• Requirements:
Copy every line with the string "Cash" in it.

────────────────

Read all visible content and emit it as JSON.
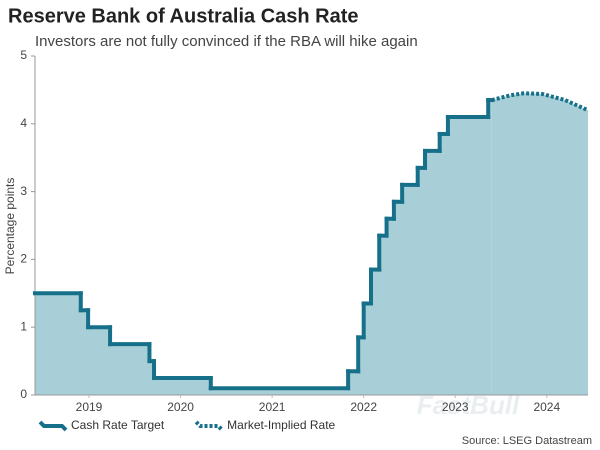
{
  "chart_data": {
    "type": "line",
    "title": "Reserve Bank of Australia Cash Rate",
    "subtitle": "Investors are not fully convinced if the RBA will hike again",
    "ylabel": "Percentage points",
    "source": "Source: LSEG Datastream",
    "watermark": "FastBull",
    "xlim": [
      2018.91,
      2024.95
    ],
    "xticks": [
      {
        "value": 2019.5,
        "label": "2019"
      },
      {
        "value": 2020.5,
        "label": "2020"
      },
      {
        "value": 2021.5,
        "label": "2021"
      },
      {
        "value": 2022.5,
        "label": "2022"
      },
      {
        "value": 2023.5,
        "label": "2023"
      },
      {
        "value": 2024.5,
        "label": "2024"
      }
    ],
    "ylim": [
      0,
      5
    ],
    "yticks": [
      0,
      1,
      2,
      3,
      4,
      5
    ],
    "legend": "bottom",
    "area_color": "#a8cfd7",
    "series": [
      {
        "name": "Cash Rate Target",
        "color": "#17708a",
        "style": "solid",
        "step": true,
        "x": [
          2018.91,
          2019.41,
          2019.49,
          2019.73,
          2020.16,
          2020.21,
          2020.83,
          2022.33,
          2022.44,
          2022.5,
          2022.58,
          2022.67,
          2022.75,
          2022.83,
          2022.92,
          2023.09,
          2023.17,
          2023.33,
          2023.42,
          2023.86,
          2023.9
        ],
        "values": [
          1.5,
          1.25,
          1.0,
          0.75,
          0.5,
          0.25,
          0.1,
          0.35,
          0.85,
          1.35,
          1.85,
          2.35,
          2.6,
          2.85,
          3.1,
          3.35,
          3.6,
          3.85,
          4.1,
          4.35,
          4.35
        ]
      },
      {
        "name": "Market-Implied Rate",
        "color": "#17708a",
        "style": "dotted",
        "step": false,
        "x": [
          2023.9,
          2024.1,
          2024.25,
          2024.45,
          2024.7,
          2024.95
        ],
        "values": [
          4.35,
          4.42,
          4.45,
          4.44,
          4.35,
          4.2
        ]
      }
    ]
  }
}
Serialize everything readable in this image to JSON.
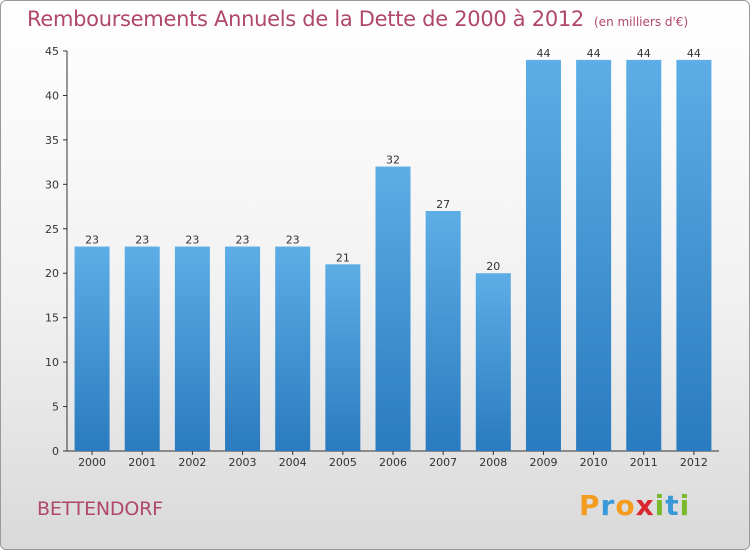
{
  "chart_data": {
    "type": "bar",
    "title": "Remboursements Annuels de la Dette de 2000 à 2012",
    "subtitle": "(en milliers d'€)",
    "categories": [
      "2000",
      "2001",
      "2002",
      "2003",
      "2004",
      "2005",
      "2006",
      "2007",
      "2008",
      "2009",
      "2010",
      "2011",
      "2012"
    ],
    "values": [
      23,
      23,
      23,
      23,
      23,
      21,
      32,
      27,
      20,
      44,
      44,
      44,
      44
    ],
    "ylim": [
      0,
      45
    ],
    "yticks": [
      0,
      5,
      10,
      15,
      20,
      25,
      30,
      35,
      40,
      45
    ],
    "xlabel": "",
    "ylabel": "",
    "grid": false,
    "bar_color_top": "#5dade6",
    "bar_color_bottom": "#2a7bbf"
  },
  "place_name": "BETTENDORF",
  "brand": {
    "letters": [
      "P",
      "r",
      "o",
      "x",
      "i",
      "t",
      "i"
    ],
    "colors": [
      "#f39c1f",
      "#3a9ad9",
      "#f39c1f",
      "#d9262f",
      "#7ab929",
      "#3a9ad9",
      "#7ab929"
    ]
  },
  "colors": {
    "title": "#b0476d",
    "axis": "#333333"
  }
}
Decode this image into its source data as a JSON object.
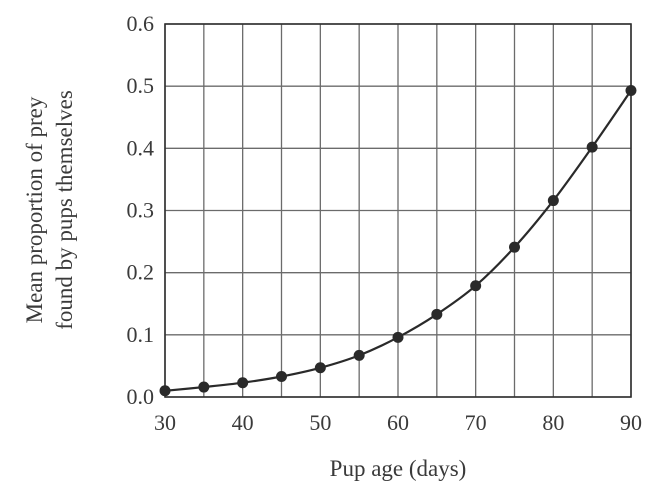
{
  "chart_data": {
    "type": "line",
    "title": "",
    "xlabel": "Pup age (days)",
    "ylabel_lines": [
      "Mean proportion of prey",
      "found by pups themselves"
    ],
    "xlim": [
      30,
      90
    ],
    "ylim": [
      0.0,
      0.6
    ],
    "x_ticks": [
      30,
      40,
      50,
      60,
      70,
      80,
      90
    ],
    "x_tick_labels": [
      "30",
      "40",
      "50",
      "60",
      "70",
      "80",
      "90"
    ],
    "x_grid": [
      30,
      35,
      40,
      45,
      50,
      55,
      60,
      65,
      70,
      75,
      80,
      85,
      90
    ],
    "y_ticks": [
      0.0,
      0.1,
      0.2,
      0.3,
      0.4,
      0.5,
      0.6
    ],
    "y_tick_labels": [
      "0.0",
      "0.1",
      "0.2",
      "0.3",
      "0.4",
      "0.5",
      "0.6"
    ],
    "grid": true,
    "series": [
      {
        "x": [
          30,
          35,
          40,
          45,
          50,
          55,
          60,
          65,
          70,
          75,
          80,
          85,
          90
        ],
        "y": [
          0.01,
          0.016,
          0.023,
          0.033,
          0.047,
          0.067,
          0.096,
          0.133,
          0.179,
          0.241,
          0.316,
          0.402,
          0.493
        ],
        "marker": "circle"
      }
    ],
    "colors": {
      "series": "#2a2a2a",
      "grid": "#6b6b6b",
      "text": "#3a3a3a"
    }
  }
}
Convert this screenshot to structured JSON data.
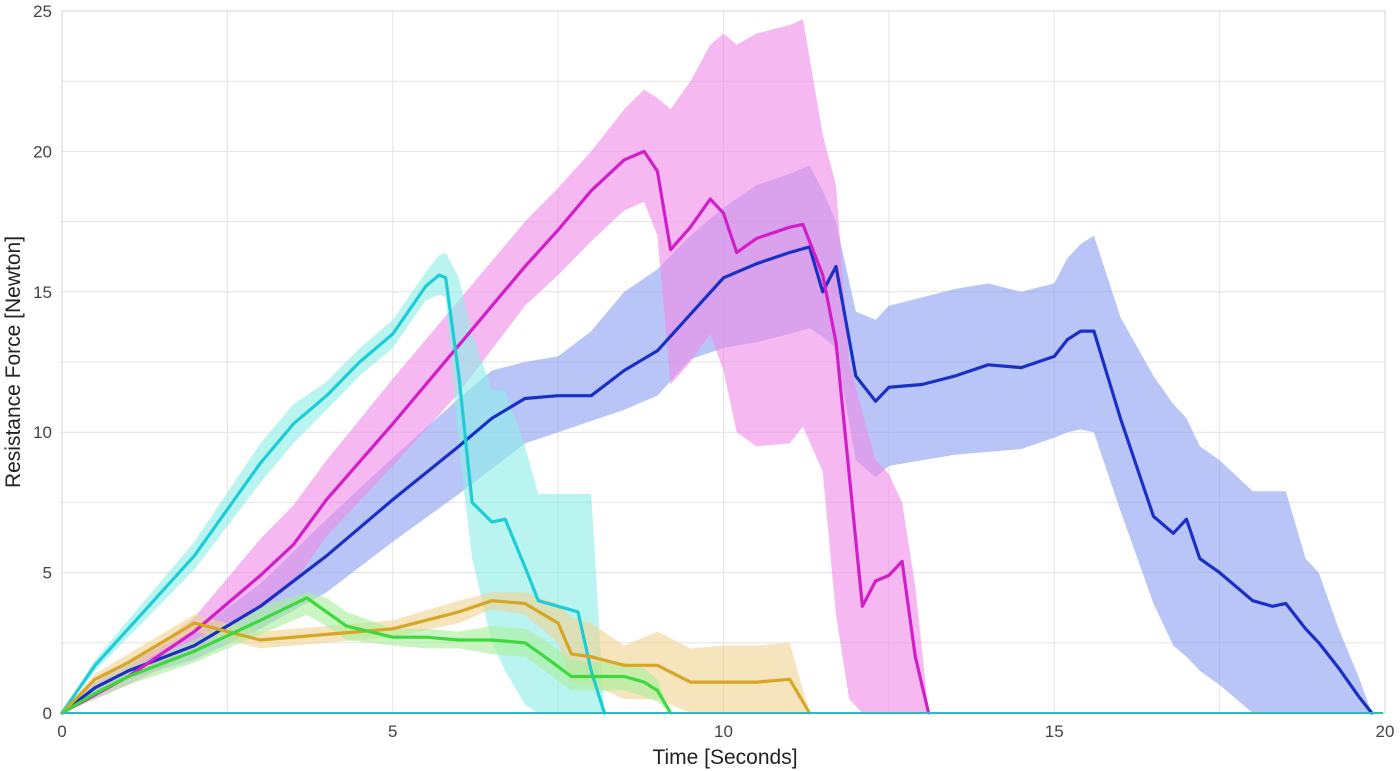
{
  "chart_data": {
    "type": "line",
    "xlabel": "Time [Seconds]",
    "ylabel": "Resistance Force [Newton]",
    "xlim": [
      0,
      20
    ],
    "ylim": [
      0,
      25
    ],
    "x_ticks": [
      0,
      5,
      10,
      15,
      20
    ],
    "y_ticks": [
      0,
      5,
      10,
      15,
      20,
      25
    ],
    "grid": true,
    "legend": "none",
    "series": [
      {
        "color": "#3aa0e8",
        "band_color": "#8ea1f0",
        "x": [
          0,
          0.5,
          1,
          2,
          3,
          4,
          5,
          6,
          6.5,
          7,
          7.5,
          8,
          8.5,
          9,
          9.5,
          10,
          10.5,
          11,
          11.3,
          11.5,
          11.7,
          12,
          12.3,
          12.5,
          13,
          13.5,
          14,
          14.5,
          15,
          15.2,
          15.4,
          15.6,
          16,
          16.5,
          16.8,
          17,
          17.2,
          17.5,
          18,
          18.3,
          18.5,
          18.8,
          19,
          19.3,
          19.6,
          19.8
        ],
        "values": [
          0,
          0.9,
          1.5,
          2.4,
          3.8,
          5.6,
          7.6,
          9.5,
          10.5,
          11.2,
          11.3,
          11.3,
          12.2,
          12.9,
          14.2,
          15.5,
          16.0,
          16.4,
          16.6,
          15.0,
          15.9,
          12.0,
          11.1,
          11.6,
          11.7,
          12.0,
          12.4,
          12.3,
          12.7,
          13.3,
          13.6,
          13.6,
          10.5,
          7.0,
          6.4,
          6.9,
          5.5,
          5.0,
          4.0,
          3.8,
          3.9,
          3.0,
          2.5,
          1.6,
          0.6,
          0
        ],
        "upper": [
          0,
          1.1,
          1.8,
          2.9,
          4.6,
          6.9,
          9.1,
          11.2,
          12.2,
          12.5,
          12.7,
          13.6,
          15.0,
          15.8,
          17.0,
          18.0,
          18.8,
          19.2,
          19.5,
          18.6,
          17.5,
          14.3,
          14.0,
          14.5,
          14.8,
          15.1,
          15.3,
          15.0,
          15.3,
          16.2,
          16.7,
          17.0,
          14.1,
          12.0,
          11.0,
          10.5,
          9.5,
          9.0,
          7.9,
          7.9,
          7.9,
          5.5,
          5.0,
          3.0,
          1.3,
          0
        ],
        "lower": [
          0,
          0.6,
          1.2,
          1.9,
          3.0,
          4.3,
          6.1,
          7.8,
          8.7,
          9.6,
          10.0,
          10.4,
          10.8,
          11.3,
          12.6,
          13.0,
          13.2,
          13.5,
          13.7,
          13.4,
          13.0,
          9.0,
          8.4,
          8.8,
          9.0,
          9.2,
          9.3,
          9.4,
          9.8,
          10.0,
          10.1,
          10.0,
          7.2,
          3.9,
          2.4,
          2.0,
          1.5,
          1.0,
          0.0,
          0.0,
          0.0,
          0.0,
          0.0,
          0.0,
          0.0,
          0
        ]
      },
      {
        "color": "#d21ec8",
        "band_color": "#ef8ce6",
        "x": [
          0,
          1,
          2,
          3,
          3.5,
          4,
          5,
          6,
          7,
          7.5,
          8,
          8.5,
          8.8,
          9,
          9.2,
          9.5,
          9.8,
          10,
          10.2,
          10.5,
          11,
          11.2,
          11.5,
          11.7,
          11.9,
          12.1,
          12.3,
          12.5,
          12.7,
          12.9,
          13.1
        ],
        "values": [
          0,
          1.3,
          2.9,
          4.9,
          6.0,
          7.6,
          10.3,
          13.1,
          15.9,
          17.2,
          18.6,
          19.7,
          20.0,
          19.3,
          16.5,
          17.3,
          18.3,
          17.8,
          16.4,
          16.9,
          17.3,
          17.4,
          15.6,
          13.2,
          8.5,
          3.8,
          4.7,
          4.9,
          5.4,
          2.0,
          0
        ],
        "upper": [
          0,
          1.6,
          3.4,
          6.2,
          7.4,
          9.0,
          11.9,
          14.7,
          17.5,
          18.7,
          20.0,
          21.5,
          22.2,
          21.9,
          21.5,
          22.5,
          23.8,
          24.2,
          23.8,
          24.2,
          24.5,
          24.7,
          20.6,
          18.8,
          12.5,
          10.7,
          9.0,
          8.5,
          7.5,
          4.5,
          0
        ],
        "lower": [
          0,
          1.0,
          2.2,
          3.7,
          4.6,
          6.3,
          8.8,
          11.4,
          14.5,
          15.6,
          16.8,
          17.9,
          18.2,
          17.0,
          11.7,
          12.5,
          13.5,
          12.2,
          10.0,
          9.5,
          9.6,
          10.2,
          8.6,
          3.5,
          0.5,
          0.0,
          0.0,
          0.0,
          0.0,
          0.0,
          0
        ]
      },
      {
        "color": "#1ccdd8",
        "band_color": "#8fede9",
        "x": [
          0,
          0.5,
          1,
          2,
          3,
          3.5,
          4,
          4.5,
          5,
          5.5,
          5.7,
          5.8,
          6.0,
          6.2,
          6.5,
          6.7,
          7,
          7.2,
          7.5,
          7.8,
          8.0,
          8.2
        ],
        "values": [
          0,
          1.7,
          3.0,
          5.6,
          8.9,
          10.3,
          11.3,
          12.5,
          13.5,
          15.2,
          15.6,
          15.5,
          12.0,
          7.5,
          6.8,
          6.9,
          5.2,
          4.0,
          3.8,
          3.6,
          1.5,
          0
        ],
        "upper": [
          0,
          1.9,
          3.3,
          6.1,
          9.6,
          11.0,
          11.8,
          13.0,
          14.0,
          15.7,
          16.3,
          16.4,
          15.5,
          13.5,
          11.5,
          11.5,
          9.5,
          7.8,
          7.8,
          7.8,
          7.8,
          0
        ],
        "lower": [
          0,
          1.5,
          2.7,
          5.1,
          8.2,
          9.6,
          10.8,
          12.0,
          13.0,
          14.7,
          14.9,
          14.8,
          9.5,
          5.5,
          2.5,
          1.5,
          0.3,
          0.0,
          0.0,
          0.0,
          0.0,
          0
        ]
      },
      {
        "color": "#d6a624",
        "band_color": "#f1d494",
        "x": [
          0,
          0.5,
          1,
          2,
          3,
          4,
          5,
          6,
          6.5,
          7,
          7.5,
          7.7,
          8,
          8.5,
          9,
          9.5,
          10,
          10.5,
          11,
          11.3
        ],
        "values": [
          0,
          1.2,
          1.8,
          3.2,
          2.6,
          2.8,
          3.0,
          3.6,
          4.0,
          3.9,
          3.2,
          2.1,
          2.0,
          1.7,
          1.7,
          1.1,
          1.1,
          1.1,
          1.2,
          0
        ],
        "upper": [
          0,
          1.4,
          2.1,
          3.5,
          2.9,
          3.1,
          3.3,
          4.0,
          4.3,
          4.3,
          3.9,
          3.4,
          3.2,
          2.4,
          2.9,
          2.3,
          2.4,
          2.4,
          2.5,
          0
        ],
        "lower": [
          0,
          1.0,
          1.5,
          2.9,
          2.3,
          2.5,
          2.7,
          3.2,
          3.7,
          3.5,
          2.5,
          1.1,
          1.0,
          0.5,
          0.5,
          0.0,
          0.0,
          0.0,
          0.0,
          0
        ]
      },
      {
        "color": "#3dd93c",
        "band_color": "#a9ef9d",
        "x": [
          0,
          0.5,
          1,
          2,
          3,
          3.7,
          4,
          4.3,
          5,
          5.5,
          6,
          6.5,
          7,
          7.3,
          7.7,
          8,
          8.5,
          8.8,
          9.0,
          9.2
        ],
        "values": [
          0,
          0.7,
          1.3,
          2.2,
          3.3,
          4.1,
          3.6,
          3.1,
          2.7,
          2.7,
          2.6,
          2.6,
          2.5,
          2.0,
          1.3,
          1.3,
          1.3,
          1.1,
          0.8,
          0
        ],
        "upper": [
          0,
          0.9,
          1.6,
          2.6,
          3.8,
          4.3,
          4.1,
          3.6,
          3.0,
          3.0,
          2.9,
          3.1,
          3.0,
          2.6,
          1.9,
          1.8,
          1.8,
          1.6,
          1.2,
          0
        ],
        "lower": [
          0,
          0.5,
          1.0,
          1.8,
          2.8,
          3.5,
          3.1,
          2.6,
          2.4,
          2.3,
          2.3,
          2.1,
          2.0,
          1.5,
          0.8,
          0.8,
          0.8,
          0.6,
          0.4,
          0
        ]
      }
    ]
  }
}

────────────────

• Reply:
    "title": "Reserve Bank of Australia Cash Rate",
        "name": "Cash Rate Target",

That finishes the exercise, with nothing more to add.